### [Exercise prompt]
Omit the images, then output each of the records below exactly.

### [Provided entries]
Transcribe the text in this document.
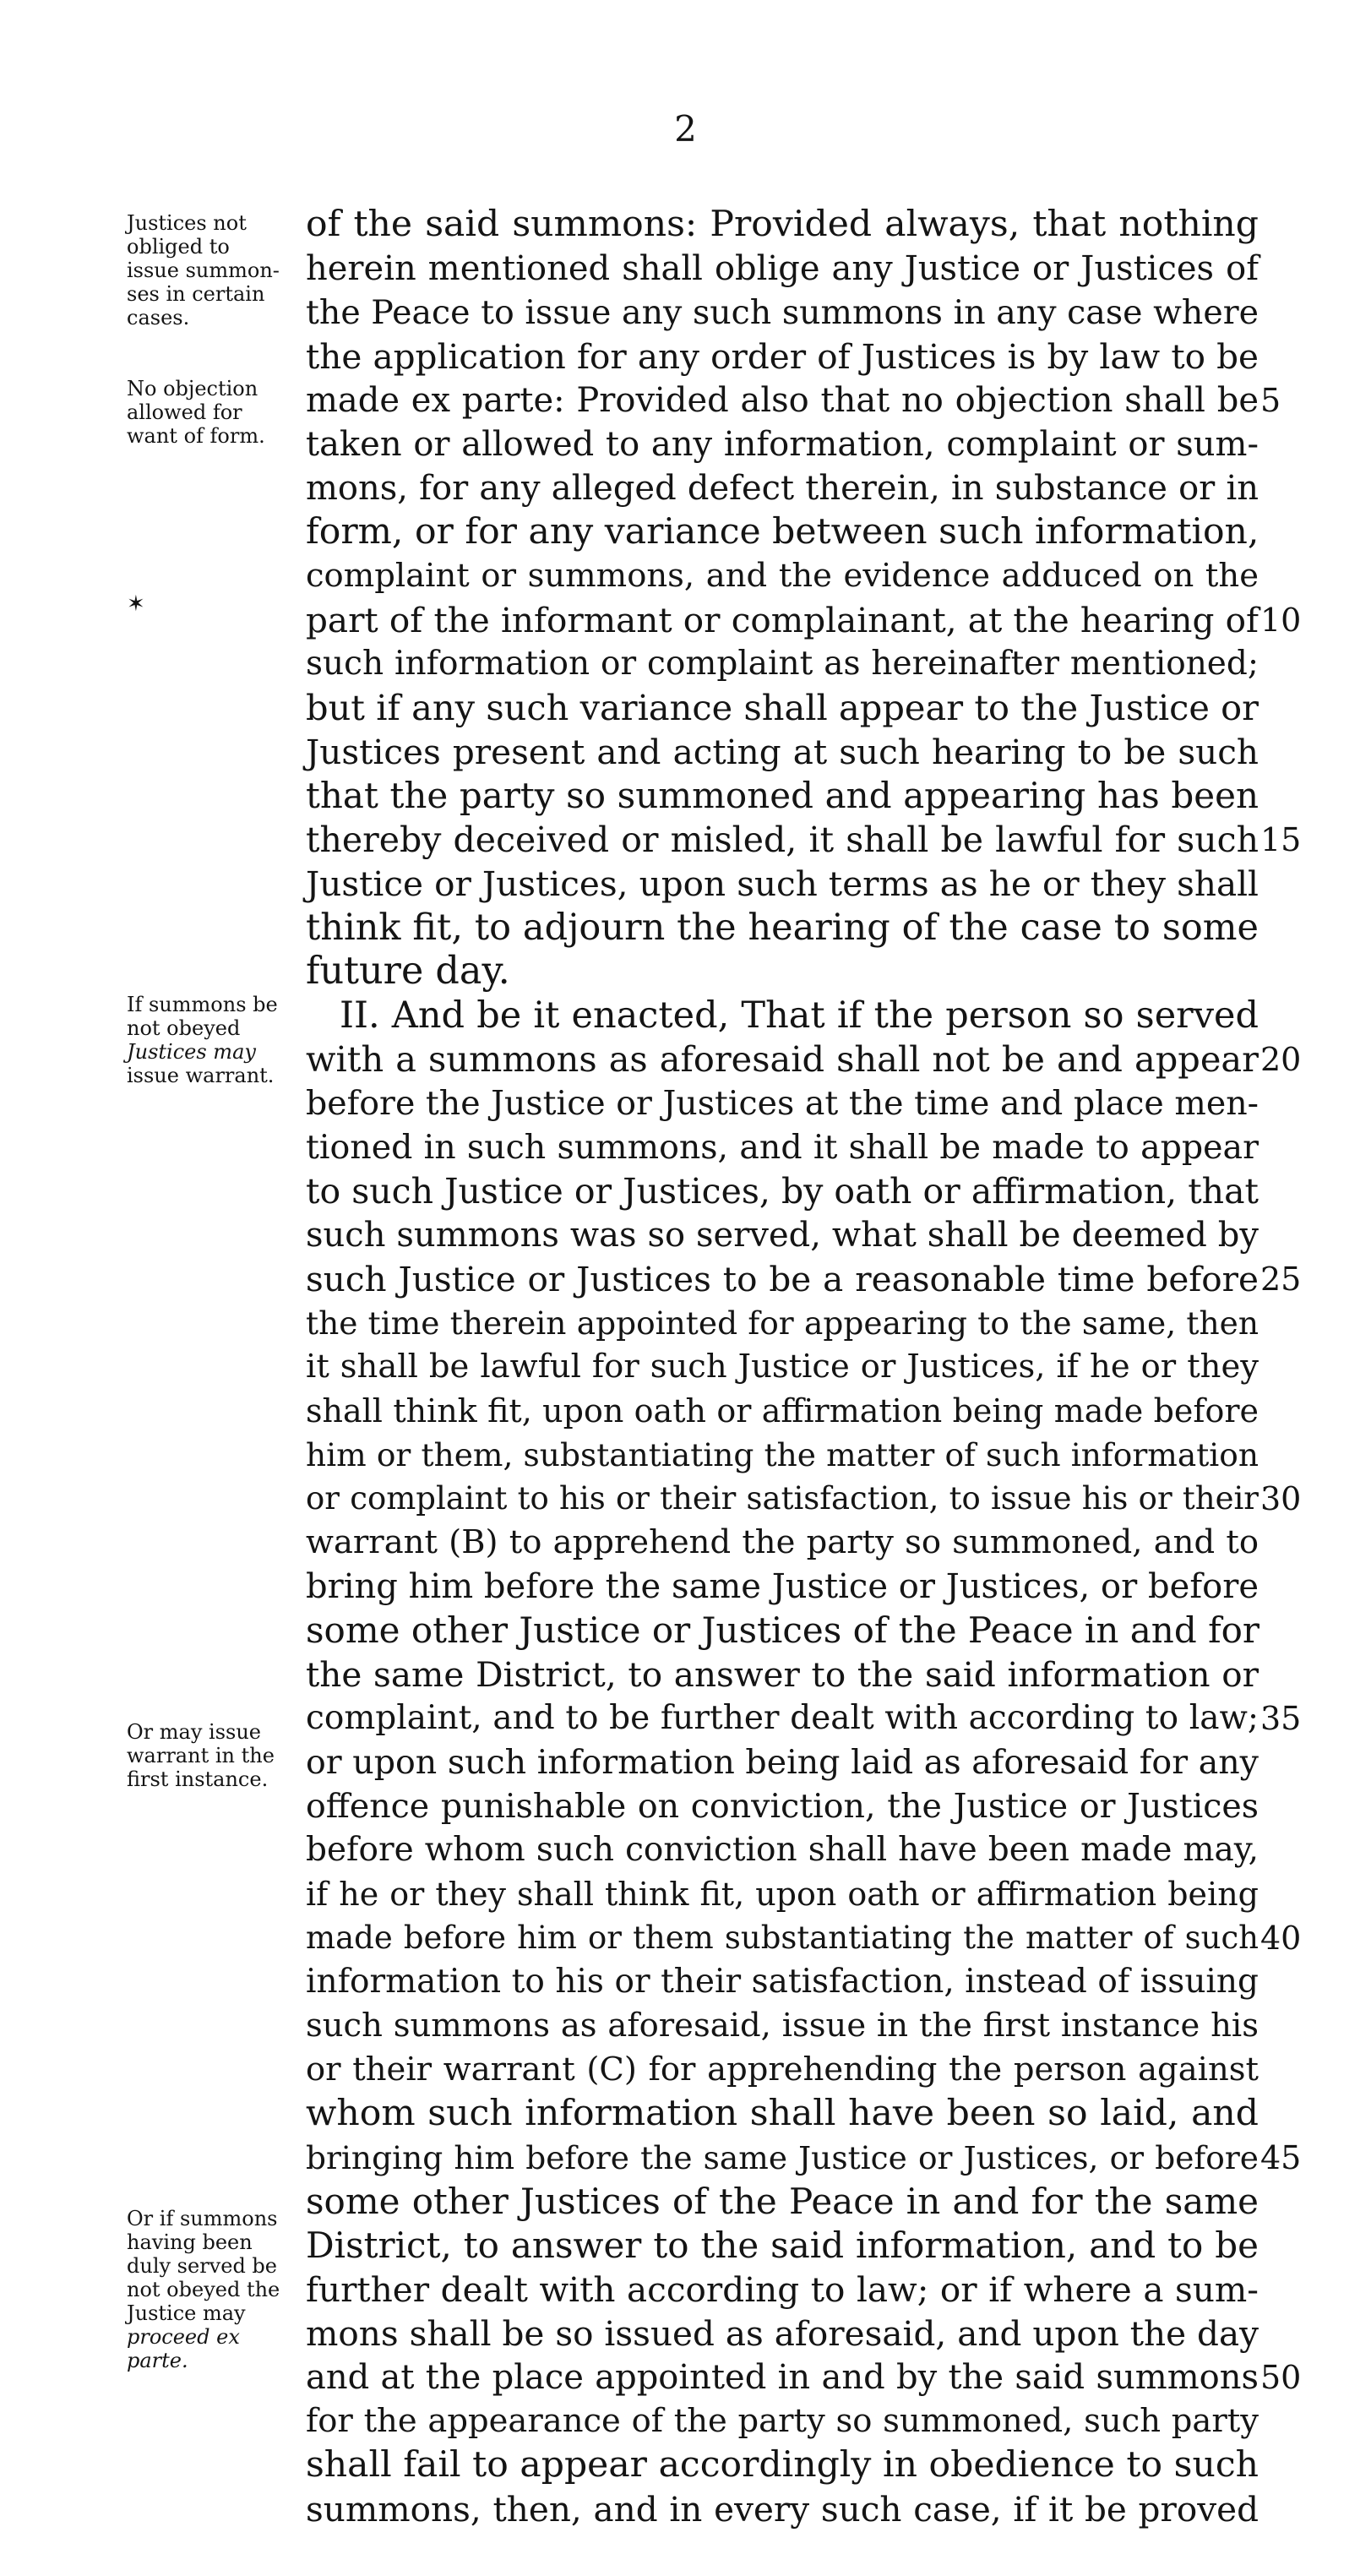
2
Justices not
obliged to
issue summon-
ses in certain
cases.
No objection
allowed for
want of form.
✶
If summons be
not obeyed
Justices may
issue warrant.
Or may issue
warrant in the
first instance.
Or if summons
having been
duly served be
not obeyed the
Justice may
proceed ex
parte.
of the said summons: Provided always, that nothing
herein mentioned shall oblige any Justice or Justices of
the Peace to issue any such summons in any case where
the application for any order of Justices is by law to be
made ex parte: Provided also that no objection shall be
taken or allowed to any information, complaint or sum-
mons, for any alleged defect therein, in substance or in
form, or for any variance between such information,
complaint or summons, and the evidence adduced on the
part of the informant or complainant, at the hearing of
such information or complaint as hereinafter mentioned;
but if any such variance shall appear to the Justice or
Justices present and acting at such hearing to be such
that the party so summoned and appearing has been
thereby deceived or misled, it shall be lawful for such
Justice or Justices, upon such terms as he or they shall
think fit, to adjourn the hearing of the case to some
future day.
II. And be it enacted, That if the person so served
with a summons as aforesaid shall not be and appear
before the Justice or Justices at the time and place men-
tioned in such summons, and it shall be made to appear
to such Justice or Justices, by oath or affirmation, that
such summons was so served, what shall be deemed by
such Justice or Justices to be a reasonable time before
the time therein appointed for appearing to the same, then
it shall be lawful for such Justice or Justices, if he or they
shall think fit, upon oath or affirmation being made before
him or them, substantiating the matter of such information
or complaint to his or their satisfaction, to issue his or their
warrant (B) to apprehend the party so summoned, and to
bring him before the same Justice or Justices, or before
some other Justice or Justices of the Peace in and for
the same District, to answer to the said information or
complaint, and to be further dealt with according to law;
or upon such information being laid as aforesaid for any
offence punishable on conviction, the Justice or Justices
before whom such conviction shall have been made may,
if he or they shall think fit, upon oath or affirmation being
made before him or them substantiating the matter of such
information to his or their satisfaction, instead of issuing
such summons as aforesaid, issue in the first instance his
or their warrant (C) for apprehending the person against
whom such information shall have been so laid, and
bringing him before the same Justice or Justices, or before
some other Justices of the Peace in and for the same
District, to answer to the said information, and to be
further dealt with according to law; or if where a sum-
mons shall be so issued as aforesaid, and upon the day
and at the place appointed in and by the said summons
for the appearance of the party so summoned, such party
shall fail to appear accordingly in obedience to such
summons, then, and in every such case, if it be proved
5
10
15
20
25
30
35
40
45
50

### [Result]
Transcribe the text in this document.
2
Justices not
obliged to
issue summon-
ses in certain
cases.
No objection
allowed for
want of form.
✶
If summons be
not obeyed
Justices may
issue warrant.
Or may issue
warrant in the
first instance.
Or if summons
having been
duly served be
not obeyed the
Justice may
proceed ex
parte.
of the said summons: Provided always, that nothing
herein mentioned shall oblige any Justice or Justices of
the Peace to issue any such summons in any case where
the application for any order of Justices is by law to be
made ex parte: Provided also that no objection shall be
taken or allowed to any information, complaint or sum-
mons, for any alleged defect therein, in substance or in
form, or for any variance between such information,
complaint or summons, and the evidence adduced on the
part of the informant or complainant, at the hearing of
such information or complaint as hereinafter mentioned;
but if any such variance shall appear to the Justice or
Justices present and acting at such hearing to be such
that the party so summoned and appearing has been
thereby deceived or misled, it shall be lawful for such
Justice or Justices, upon such terms as he or they shall
think fit, to adjourn the hearing of the case to some
future day.
II. And be it enacted, That if the person so served
with a summons as aforesaid shall not be and appear
before the Justice or Justices at the time and place men-
tioned in such summons, and it shall be made to appear
to such Justice or Justices, by oath or affirmation, that
such summons was so served, what shall be deemed by
such Justice or Justices to be a reasonable time before
the time therein appointed for appearing to the same, then
it shall be lawful for such Justice or Justices, if he or they
shall think fit, upon oath or affirmation being made before
him or them, substantiating the matter of such information
or complaint to his or their satisfaction, to issue his or their
warrant (B) to apprehend the party so summoned, and to
bring him before the same Justice or Justices, or before
some other Justice or Justices of the Peace in and for
the same District, to answer to the said information or
complaint, and to be further dealt with according to law;
or upon such information being laid as aforesaid for any
offence punishable on conviction, the Justice or Justices
before whom such conviction shall have been made may,
if he or they shall think fit, upon oath or affirmation being
made before him or them substantiating the matter of such
information to his or their satisfaction, instead of issuing
such summons as aforesaid, issue in the first instance his
or their warrant (C) for apprehending the person against
whom such information shall have been so laid, and
bringing him before the same Justice or Justices, or before
some other Justices of the Peace in and for the same
District, to answer to the said information, and to be
further dealt with according to law; or if where a sum-
mons shall be so issued as aforesaid, and upon the day
and at the place appointed in and by the said summons
for the appearance of the party so summoned, such party
shall fail to appear accordingly in obedience to such
summons, then, and in every such case, if it be proved
5
10
15
20
25
30
35
40
45
50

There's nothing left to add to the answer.